* **Exercise prompt**: Look through the data below and return each line where "Index" appears.

○ ○ ○

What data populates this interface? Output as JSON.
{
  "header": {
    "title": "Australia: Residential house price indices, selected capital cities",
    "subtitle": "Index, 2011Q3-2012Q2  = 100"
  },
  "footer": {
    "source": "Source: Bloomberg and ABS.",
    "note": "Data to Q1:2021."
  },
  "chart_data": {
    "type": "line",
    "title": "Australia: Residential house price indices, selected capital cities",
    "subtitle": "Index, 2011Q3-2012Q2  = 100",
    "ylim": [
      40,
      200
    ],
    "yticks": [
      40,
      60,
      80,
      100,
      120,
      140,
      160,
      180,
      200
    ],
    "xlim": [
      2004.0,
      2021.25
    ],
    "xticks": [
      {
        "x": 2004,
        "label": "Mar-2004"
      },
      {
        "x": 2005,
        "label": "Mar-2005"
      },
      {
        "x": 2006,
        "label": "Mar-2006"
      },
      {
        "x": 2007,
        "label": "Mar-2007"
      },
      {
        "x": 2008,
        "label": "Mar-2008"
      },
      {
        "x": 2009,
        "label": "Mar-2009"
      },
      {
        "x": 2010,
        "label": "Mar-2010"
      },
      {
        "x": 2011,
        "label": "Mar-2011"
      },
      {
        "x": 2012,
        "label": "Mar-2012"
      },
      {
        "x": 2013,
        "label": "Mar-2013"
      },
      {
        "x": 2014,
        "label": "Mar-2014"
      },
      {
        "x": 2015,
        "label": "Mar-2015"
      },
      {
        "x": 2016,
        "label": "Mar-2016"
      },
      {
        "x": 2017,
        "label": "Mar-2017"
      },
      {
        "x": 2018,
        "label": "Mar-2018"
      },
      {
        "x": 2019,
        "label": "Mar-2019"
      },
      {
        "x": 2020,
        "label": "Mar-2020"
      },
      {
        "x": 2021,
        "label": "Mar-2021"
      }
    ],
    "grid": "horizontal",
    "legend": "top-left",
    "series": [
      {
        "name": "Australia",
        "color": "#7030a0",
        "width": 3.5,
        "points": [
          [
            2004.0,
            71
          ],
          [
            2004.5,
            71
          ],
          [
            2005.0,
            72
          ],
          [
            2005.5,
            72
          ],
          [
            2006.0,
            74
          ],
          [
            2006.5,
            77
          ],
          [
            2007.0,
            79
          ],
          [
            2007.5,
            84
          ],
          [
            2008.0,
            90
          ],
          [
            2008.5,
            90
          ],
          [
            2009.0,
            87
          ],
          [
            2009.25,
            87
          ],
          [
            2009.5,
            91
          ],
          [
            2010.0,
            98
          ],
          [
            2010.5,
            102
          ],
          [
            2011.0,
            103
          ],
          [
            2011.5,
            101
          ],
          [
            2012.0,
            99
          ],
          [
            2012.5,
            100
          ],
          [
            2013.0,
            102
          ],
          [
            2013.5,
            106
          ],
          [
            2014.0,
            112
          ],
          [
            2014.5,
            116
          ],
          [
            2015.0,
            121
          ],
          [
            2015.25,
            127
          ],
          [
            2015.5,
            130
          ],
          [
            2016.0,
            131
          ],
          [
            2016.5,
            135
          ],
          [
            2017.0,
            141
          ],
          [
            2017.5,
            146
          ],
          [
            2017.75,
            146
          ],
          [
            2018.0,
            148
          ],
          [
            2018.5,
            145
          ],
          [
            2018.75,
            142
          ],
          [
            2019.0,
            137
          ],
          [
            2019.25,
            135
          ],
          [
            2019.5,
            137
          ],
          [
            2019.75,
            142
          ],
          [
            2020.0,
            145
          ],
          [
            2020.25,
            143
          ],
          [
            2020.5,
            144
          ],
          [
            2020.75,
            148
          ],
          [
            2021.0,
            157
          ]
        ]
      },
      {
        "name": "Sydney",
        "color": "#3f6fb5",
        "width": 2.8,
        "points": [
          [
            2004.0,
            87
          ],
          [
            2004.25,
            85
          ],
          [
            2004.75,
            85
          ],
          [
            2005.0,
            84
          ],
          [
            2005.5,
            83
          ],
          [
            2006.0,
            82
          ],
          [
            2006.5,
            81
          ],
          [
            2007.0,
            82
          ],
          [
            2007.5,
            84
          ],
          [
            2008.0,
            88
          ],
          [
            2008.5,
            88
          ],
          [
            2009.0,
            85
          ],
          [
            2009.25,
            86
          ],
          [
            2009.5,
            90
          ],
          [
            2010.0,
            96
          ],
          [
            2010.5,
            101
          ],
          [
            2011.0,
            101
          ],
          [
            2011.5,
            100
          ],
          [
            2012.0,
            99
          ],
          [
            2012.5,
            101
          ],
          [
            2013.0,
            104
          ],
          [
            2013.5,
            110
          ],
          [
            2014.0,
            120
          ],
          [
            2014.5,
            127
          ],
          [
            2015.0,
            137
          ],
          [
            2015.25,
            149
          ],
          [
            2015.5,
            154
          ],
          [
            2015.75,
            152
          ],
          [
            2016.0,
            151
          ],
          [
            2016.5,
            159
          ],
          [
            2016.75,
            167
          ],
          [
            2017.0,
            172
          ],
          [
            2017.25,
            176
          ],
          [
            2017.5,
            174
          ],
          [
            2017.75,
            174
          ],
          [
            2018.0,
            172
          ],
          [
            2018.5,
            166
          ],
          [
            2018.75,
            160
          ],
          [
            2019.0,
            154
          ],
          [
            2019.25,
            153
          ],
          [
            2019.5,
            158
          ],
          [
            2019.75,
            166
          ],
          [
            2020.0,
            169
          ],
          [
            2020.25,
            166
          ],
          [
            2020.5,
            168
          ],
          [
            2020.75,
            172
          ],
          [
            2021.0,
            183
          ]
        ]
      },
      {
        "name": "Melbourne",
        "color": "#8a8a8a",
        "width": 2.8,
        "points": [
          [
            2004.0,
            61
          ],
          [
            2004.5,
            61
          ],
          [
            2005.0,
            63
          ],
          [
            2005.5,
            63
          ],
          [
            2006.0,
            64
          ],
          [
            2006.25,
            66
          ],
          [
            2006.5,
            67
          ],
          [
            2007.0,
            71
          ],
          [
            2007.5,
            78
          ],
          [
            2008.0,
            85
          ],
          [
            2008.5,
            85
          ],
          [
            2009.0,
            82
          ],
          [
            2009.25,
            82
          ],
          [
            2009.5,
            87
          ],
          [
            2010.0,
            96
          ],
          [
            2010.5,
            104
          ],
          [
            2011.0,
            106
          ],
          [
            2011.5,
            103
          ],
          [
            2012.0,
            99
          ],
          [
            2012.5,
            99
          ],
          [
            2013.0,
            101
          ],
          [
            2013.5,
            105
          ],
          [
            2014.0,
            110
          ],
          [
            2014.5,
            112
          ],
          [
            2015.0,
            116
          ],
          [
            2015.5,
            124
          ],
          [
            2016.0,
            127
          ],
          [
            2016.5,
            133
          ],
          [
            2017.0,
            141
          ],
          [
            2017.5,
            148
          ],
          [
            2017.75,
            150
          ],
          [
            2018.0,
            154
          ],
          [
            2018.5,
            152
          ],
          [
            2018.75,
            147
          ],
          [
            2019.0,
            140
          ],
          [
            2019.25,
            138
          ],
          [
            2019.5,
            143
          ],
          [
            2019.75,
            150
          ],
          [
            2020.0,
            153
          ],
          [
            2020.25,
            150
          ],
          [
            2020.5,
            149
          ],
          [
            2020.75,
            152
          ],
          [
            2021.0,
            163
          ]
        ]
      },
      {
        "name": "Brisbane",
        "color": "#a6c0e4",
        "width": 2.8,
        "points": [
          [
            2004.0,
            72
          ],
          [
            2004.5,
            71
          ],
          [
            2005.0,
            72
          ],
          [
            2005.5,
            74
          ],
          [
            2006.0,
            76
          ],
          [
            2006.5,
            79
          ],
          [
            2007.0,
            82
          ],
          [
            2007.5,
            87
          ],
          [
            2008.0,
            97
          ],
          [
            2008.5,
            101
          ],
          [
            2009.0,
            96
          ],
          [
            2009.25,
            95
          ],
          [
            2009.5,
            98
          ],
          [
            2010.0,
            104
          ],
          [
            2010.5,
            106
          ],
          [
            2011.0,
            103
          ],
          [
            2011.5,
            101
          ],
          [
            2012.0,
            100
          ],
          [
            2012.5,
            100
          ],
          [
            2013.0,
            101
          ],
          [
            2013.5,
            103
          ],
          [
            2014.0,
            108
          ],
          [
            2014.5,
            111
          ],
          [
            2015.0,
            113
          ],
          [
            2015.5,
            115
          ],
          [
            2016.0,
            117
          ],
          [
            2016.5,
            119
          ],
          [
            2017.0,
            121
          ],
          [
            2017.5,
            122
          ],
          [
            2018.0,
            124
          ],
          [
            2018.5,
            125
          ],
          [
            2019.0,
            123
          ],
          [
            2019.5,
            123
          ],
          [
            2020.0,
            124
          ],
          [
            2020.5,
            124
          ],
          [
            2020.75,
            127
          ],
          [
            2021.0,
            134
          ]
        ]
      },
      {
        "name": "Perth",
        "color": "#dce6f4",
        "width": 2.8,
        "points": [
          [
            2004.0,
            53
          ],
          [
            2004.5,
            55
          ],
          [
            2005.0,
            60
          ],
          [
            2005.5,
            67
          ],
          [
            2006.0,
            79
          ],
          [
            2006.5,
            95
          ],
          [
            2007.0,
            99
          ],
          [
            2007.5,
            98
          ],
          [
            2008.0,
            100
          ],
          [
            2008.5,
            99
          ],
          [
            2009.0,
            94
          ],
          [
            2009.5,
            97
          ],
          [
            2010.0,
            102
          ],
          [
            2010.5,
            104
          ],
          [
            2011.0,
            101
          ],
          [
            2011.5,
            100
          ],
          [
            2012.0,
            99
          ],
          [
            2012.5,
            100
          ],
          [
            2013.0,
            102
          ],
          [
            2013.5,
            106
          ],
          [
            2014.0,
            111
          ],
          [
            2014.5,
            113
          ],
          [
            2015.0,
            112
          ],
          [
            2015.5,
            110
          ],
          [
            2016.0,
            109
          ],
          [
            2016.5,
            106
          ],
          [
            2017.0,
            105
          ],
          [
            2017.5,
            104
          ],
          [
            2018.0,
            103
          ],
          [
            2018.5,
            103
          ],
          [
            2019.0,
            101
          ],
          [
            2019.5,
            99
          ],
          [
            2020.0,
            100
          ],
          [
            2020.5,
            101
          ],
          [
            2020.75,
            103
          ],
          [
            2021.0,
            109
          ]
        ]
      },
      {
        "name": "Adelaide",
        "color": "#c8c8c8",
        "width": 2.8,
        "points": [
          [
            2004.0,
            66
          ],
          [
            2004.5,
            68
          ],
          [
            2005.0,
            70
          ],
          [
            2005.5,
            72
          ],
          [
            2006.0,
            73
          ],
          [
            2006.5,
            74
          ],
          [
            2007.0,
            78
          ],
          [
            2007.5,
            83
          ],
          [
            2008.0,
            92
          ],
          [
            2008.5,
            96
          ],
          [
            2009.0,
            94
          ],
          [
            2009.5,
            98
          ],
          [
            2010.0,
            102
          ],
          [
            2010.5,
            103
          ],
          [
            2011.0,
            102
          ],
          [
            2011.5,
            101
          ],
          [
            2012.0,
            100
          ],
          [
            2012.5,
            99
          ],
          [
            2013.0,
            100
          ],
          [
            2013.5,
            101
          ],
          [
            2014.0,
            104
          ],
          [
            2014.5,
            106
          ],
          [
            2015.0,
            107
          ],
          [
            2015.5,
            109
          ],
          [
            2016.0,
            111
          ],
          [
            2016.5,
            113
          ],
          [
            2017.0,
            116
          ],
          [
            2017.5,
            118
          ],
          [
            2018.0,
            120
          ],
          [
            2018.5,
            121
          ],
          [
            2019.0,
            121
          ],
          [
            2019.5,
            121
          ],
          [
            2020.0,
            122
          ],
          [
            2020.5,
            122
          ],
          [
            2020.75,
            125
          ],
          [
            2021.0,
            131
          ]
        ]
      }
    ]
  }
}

○ ○ ○

* **Response to the task**:
    "subtitle": "Index, 2011Q3-2012Q2  = 100"
    "subtitle": "Index, 2011Q3-2012Q2  = 100",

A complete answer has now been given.